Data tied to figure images

---*---

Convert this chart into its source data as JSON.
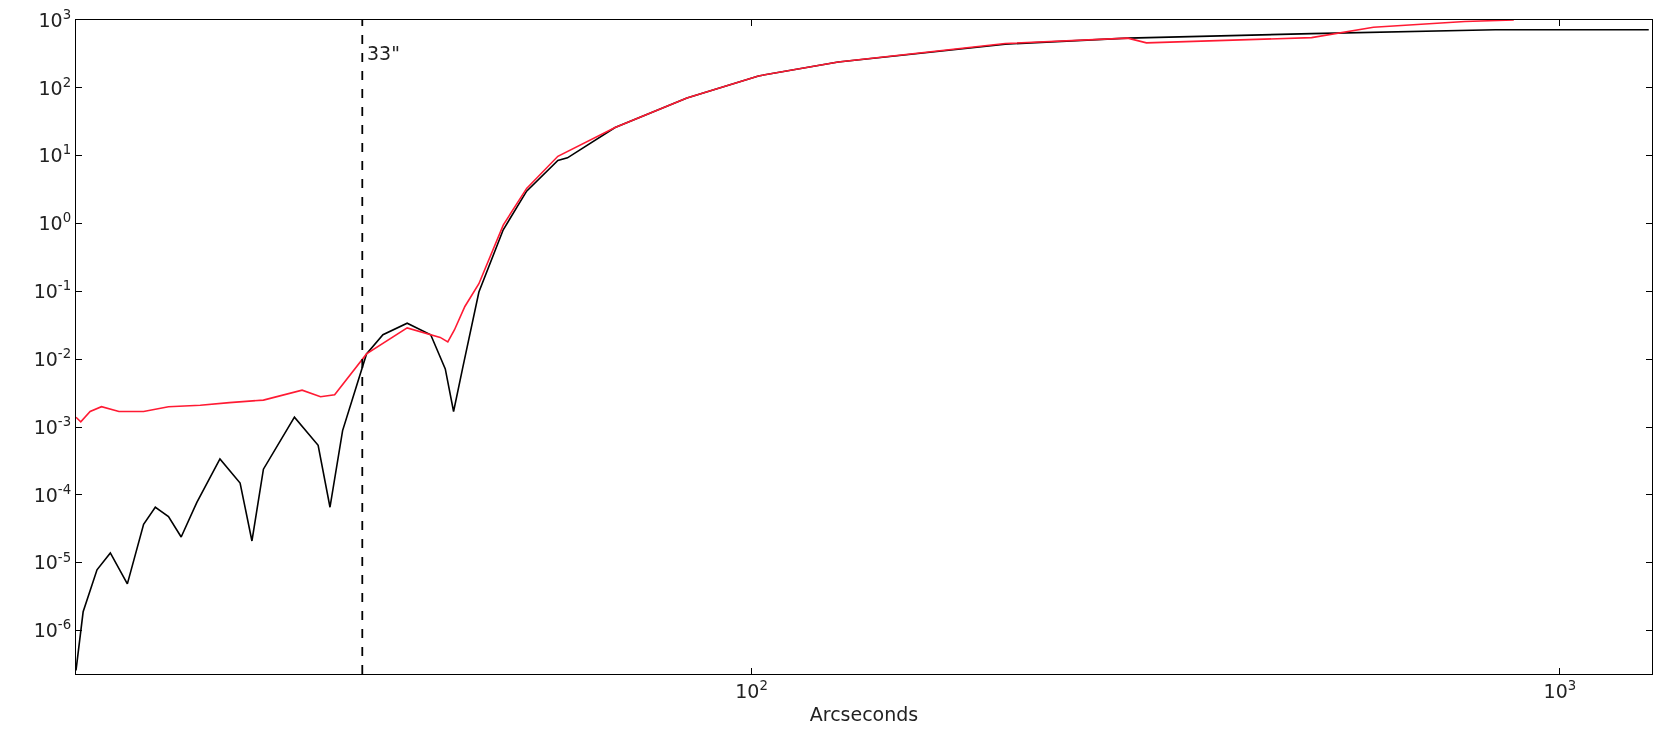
{
  "chart_data": {
    "type": "line",
    "xlabel": "Arcseconds",
    "log": "xy",
    "marker": "none",
    "line_style": "solid",
    "xlim": [
      14.6,
      1300
    ],
    "ylim": [
      2.3e-07,
      1000
    ],
    "xticks": [
      {
        "value": 100,
        "label": "10$^{2}$"
      },
      {
        "value": 1000,
        "label": "10$^{3}$"
      }
    ],
    "yticks": [
      {
        "value": 1e-06,
        "label": "10$^{-6}$"
      },
      {
        "value": 1e-05,
        "label": "10$^{-5}$"
      },
      {
        "value": 0.0001,
        "label": "10$^{-4}$"
      },
      {
        "value": 0.001,
        "label": "10$^{-3}$"
      },
      {
        "value": 0.01,
        "label": "10$^{-2}$"
      },
      {
        "value": 0.1,
        "label": "10$^{-1}$"
      },
      {
        "value": 1,
        "label": "10$^{0}$"
      },
      {
        "value": 10,
        "label": "10$^{1}$"
      },
      {
        "value": 100,
        "label": "10$^{2}$"
      },
      {
        "value": 1000,
        "label": "10$^{3}$"
      }
    ],
    "series": [
      {
        "color": "#000000",
        "x": [
          14.6,
          14.9,
          15.5,
          16.1,
          16.9,
          17.7,
          18.3,
          19.0,
          19.7,
          20.6,
          22.0,
          23.3,
          24.1,
          24.9,
          27.2,
          29.1,
          30.1,
          31.2,
          33.4,
          35.0,
          37.5,
          40.1,
          41.8,
          42.8,
          43.9,
          46.0,
          49.3,
          52.7,
          57.6,
          59.2,
          67.8,
          83.2,
          102,
          128,
          206,
          292,
          493,
          832,
          1288
        ],
        "values": [
          2.6e-07,
          1.9e-06,
          7.9e-06,
          1.4e-05,
          4.9e-06,
          3.7e-05,
          6.6e-05,
          4.8e-05,
          2.4e-05,
          7.8e-05,
          0.00034,
          0.00015,
          2.1e-05,
          0.00024,
          0.0014,
          0.00054,
          6.6e-05,
          0.00089,
          0.012,
          0.023,
          0.034,
          0.023,
          0.0072,
          0.0017,
          0.0072,
          0.098,
          0.81,
          3.0,
          8.5,
          9.3,
          26,
          71,
          150,
          240,
          440,
          540,
          630,
          720,
          720
        ]
      },
      {
        "color": "#ff1a33",
        "x": [
          14.6,
          14.8,
          15.2,
          15.7,
          16.5,
          17.7,
          19.0,
          20.8,
          22.6,
          24.9,
          27.8,
          29.3,
          30.5,
          33.4,
          37.5,
          41.2,
          42.1,
          42.9,
          44.2,
          46.0,
          49.3,
          52.7,
          57.6,
          67.8,
          83.2,
          102,
          128,
          206,
          292,
          308,
          493,
          588,
          763,
          877
        ],
        "values": [
          0.0014,
          0.0012,
          0.0017,
          0.002,
          0.0017,
          0.0017,
          0.002,
          0.0021,
          0.0023,
          0.0025,
          0.0035,
          0.0028,
          0.003,
          0.012,
          0.029,
          0.021,
          0.018,
          0.027,
          0.06,
          0.13,
          0.95,
          3.3,
          9.8,
          26,
          71,
          150,
          240,
          450,
          540,
          460,
          550,
          780,
          950,
          1000
        ]
      }
    ],
    "ref_lines": [
      {
        "axis": "x",
        "value": 33,
        "label": "33\"",
        "color": "#000000",
        "line_style": "dashed"
      }
    ]
  }
}
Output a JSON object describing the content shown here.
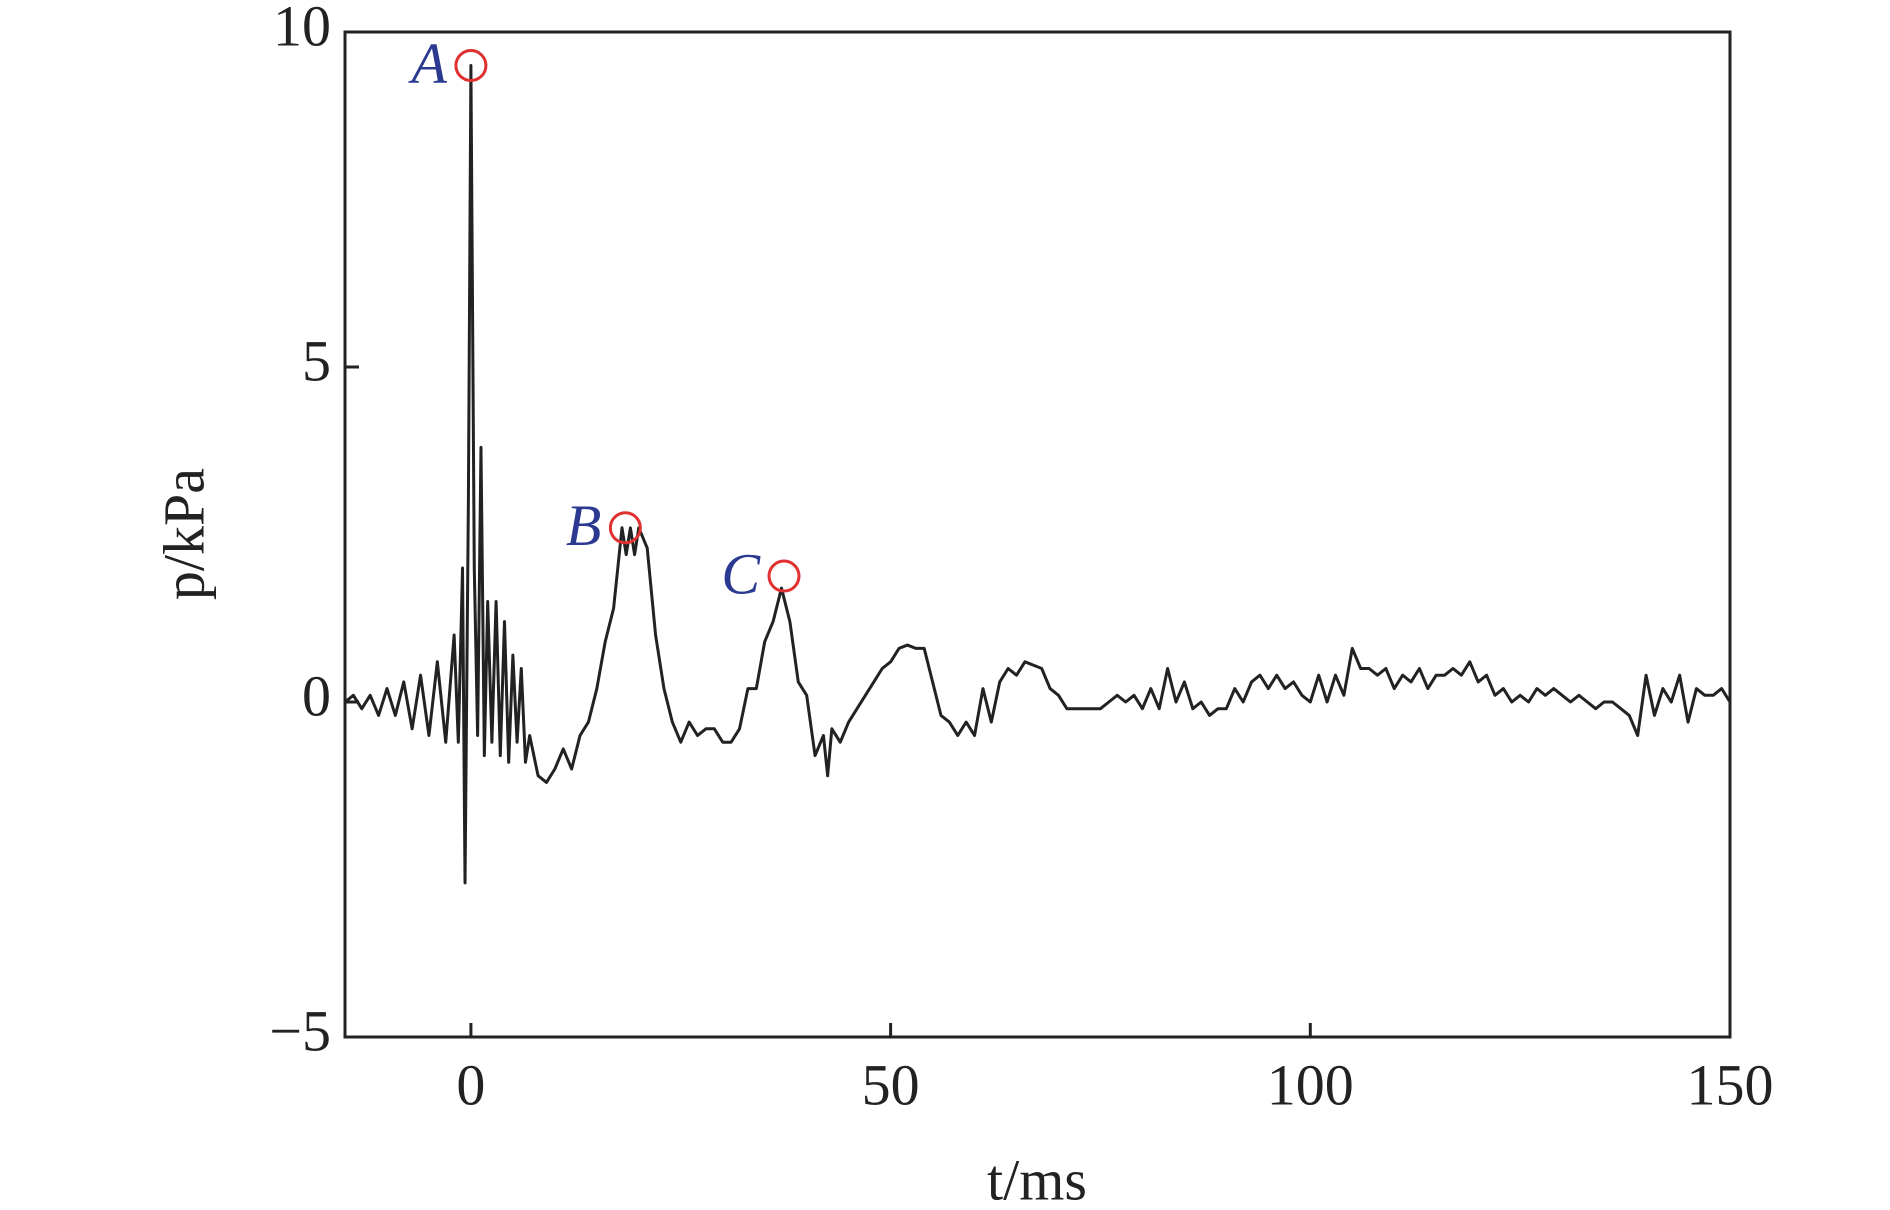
{
  "chart_data": {
    "type": "line",
    "xlabel": "t/ms",
    "ylabel": "p/kPa",
    "xlim": [
      -15,
      150
    ],
    "ylim": [
      -5,
      10
    ],
    "xticks": [
      0,
      50,
      100,
      150
    ],
    "yticks": [
      {
        "value": -5,
        "label": "−5"
      },
      0,
      5,
      10
    ],
    "series": [
      {
        "color": "#222222",
        "x": [
          -15,
          -14,
          -13,
          -12,
          -11,
          -10,
          -9,
          -8,
          -7,
          -6,
          -5,
          -4,
          -3,
          -2,
          -1.5,
          -1,
          -0.7,
          -0.3,
          0,
          0.4,
          0.8,
          1.2,
          1.6,
          2,
          2.5,
          3,
          3.5,
          4,
          4.5,
          5,
          5.5,
          6,
          6.5,
          7,
          8,
          9,
          10,
          11,
          12,
          13,
          14,
          15,
          16,
          17,
          17.5,
          18,
          18.5,
          19,
          19.5,
          20,
          21,
          22,
          23,
          24,
          25,
          26,
          27,
          28,
          29,
          30,
          31,
          32,
          33,
          34,
          35,
          36,
          37,
          38,
          39,
          40,
          41,
          42,
          42.5,
          43,
          44,
          45,
          46,
          47,
          48,
          49,
          50,
          51,
          52,
          53,
          54,
          55,
          56,
          57,
          58,
          59,
          60,
          61,
          62,
          63,
          64,
          65,
          66,
          67,
          68,
          69,
          70,
          71,
          72,
          73,
          74,
          75,
          76,
          77,
          78,
          79,
          80,
          81,
          82,
          83,
          84,
          85,
          86,
          87,
          88,
          89,
          90,
          91,
          92,
          93,
          94,
          95,
          96,
          97,
          98,
          99,
          100,
          101,
          102,
          103,
          104,
          105,
          106,
          107,
          108,
          109,
          110,
          111,
          112,
          113,
          114,
          115,
          116,
          117,
          118,
          119,
          120,
          121,
          122,
          123,
          124,
          125,
          126,
          127,
          128,
          129,
          130,
          131,
          132,
          133,
          134,
          135,
          136,
          137,
          138,
          139,
          140,
          141,
          142,
          143,
          144,
          145,
          146,
          147,
          148,
          149,
          150
        ],
        "values": [
          0,
          0.1,
          -0.1,
          0.1,
          -0.2,
          0.2,
          -0.2,
          0.3,
          -0.4,
          0.4,
          -0.5,
          0.6,
          -0.6,
          1.0,
          -0.6,
          2.0,
          -2.7,
          3.0,
          9.5,
          2.0,
          -0.5,
          3.8,
          -0.8,
          1.5,
          -0.6,
          1.5,
          -0.8,
          1.2,
          -0.9,
          0.7,
          -0.6,
          0.5,
          -0.9,
          -0.5,
          -1.1,
          -1.2,
          -1.0,
          -0.7,
          -1.0,
          -0.5,
          -0.3,
          0.2,
          0.9,
          1.4,
          2.0,
          2.6,
          2.2,
          2.6,
          2.2,
          2.6,
          2.3,
          1.0,
          0.2,
          -0.3,
          -0.6,
          -0.3,
          -0.5,
          -0.4,
          -0.4,
          -0.6,
          -0.6,
          -0.4,
          0.2,
          0.2,
          0.9,
          1.2,
          1.7,
          1.2,
          0.3,
          0.1,
          -0.8,
          -0.5,
          -1.1,
          -0.4,
          -0.6,
          -0.3,
          -0.1,
          0.1,
          0.3,
          0.5,
          0.6,
          0.8,
          0.85,
          0.8,
          0.8,
          0.3,
          -0.2,
          -0.3,
          -0.5,
          -0.3,
          -0.5,
          0.2,
          -0.3,
          0.3,
          0.5,
          0.4,
          0.6,
          0.55,
          0.5,
          0.2,
          0.1,
          -0.1,
          -0.1,
          -0.1,
          -0.1,
          -0.1,
          0.0,
          0.1,
          0.0,
          0.1,
          -0.1,
          0.2,
          -0.1,
          0.5,
          0.0,
          0.3,
          -0.1,
          0.0,
          -0.2,
          -0.1,
          -0.1,
          0.2,
          0.0,
          0.3,
          0.4,
          0.2,
          0.4,
          0.2,
          0.3,
          0.1,
          0.0,
          0.4,
          0.0,
          0.4,
          0.1,
          0.8,
          0.5,
          0.5,
          0.4,
          0.5,
          0.2,
          0.4,
          0.3,
          0.5,
          0.2,
          0.4,
          0.4,
          0.5,
          0.4,
          0.6,
          0.3,
          0.4,
          0.1,
          0.2,
          0.0,
          0.1,
          0.0,
          0.2,
          0.1,
          0.2,
          0.1,
          0.0,
          0.1,
          0.0,
          -0.1,
          0.0,
          0.0,
          -0.1,
          -0.2,
          -0.5,
          0.4,
          -0.2,
          0.2,
          0.0,
          0.4,
          -0.3,
          0.2,
          0.1,
          0.1,
          0.2,
          0.0
        ]
      }
    ],
    "annotations": [
      {
        "text": "A",
        "x": 0,
        "y": 9.5
      },
      {
        "text": "B",
        "x": 18.4,
        "y": 2.6
      },
      {
        "text": "C",
        "x": 37.3,
        "y": 1.88
      }
    ],
    "annotation_color": "#2b3990",
    "marker_color": "#e03030"
  }
}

---*---

Where a line above includes "JSON", copy that line.

Convert this chart into its source data as JSON.
Output a JSON object describing the content shown here.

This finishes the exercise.